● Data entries
----
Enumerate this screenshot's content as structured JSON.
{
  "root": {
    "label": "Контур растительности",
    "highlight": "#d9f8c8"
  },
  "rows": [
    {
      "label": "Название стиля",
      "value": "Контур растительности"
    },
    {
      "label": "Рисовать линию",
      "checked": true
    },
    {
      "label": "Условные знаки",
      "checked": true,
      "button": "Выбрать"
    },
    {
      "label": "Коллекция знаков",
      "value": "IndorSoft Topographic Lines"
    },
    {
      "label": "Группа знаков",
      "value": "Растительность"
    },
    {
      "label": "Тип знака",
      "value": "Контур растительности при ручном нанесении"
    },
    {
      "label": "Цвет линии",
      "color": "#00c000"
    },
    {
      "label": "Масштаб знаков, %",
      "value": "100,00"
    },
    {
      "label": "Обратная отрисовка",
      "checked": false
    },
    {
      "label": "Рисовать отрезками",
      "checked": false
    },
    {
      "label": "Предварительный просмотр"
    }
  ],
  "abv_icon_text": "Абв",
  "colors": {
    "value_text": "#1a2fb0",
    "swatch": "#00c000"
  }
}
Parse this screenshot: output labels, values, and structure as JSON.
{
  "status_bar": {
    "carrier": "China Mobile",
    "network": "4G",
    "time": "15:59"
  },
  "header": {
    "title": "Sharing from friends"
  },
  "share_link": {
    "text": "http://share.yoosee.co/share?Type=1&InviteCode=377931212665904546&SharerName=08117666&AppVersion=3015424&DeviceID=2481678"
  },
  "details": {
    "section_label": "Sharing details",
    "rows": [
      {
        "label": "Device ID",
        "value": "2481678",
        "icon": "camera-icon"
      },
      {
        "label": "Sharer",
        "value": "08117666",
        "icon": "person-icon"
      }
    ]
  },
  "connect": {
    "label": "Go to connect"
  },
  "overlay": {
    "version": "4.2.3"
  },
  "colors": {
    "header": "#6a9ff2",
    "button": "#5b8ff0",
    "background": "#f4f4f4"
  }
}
----
● To be done
Set down, unchanged, the line that contains "Parse this screenshot: output" together with every later line in the records, through the last one.

● Written response
Parse this screenshot: output labels, values, and structure as JSON.
{
  "status_bar": {
    "carrier": "China Mobile",
    "network": "4G",
    "time": "15:59"
  },
  "header": {
    "title": "Sharing from friends"
  },
  "share_link": {
    "text": "http://share.yoosee.co/share?Type=1&InviteCode=377931212665904546&SharerName=08117666&AppVersion=3015424&DeviceID=2481678"
  },
  "details": {
    "section_label": "Sharing details",
    "rows": [
      {
        "label": "Device ID",
        "value": "2481678",
        "icon": "camera-icon"
      },
      {
        "label": "Sharer",
        "value": "08117666",
        "icon": "person-icon"
      }
    ]
  },
  "connect": {
    "label": "Go to connect"
  },
  "overlay": {
    "version": "4.2.3"
  },
  "colors": {
    "header": "#6a9ff2",
    "button": "#5b8ff0",
    "background": "#f4f4f4"
  }
}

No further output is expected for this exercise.